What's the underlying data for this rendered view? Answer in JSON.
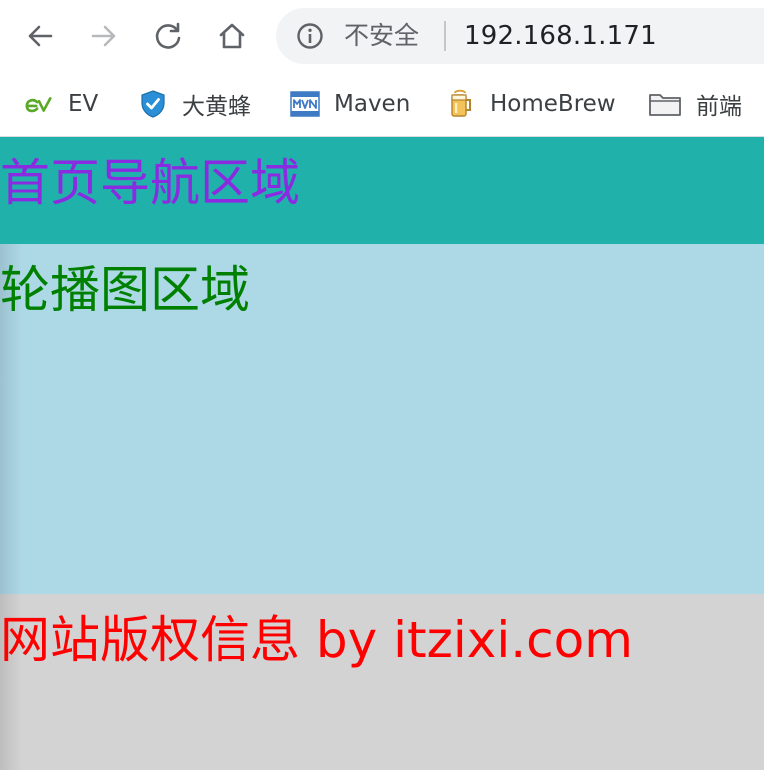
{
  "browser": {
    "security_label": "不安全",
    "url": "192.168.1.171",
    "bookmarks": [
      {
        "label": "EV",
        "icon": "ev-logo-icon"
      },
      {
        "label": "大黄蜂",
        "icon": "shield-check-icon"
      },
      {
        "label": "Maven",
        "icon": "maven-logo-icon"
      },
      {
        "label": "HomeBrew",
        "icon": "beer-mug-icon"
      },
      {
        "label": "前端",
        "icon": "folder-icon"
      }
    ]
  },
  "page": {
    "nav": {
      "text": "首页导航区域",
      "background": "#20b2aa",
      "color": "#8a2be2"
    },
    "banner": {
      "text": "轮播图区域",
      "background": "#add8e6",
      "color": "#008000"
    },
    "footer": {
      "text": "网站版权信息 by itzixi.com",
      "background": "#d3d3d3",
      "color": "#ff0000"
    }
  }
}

**What the task asks:** Reproduce the full listing faithfully, but do not carry over any pictures.

**Written response:**
What's the underlying data for this rendered view? Answer in JSON.
{
  "browser": {
    "security_label": "不安全",
    "url": "192.168.1.171",
    "bookmarks": [
      {
        "label": "EV",
        "icon": "ev-logo-icon"
      },
      {
        "label": "大黄蜂",
        "icon": "shield-check-icon"
      },
      {
        "label": "Maven",
        "icon": "maven-logo-icon"
      },
      {
        "label": "HomeBrew",
        "icon": "beer-mug-icon"
      },
      {
        "label": "前端",
        "icon": "folder-icon"
      }
    ]
  },
  "page": {
    "nav": {
      "text": "首页导航区域",
      "background": "#20b2aa",
      "color": "#8a2be2"
    },
    "banner": {
      "text": "轮播图区域",
      "background": "#add8e6",
      "color": "#008000"
    },
    "footer": {
      "text": "网站版权信息 by itzixi.com",
      "background": "#d3d3d3",
      "color": "#ff0000"
    }
  }
}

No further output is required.